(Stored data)
----------

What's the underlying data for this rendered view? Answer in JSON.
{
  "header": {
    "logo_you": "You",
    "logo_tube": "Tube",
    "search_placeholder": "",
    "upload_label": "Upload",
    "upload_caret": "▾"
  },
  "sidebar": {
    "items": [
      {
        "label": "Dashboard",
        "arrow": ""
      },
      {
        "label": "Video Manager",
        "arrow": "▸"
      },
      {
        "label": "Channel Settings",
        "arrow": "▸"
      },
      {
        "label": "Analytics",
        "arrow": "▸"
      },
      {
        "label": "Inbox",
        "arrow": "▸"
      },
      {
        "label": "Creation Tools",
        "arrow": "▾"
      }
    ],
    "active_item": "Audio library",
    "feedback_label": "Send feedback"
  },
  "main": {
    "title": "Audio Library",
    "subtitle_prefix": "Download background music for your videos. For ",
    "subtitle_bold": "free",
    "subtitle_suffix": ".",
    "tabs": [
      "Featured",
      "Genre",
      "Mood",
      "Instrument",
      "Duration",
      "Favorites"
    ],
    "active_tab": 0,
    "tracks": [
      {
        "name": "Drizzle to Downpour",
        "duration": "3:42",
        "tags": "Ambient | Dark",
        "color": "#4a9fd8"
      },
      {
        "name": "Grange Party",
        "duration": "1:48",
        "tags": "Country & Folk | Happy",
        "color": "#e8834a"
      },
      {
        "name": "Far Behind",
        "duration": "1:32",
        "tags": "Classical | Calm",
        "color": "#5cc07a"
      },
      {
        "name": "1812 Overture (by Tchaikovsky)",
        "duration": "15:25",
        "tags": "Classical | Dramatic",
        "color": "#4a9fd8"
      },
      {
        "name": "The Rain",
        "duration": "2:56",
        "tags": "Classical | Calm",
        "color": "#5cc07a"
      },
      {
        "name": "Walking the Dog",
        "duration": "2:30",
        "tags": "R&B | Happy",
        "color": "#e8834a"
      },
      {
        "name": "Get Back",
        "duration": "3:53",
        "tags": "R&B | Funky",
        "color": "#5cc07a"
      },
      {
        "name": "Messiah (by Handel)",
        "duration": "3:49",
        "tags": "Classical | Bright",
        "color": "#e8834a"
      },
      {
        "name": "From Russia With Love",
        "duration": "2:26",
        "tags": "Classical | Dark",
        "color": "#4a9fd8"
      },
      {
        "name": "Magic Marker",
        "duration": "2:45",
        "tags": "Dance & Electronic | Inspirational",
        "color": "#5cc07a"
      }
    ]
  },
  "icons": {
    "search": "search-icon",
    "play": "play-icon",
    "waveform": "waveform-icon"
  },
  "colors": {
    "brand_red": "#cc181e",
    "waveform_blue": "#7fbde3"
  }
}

----------

[Stated goal]:
Find every line that holds "tags" and copy it.

[Response]:
        "tags": "Ambient | Dark",
        "tags": "Country & Folk | Happy",
        "tags": "Classical | Calm",
        "tags": "Classical | Dramatic",
        "tags": "Classical | Calm",
        "tags": "R&B | Happy",
        "tags": "R&B | Funky",
        "tags": "Classical | Bright",
        "tags": "Classical | Dark",
        "tags": "Dance & Electronic | Inspirational",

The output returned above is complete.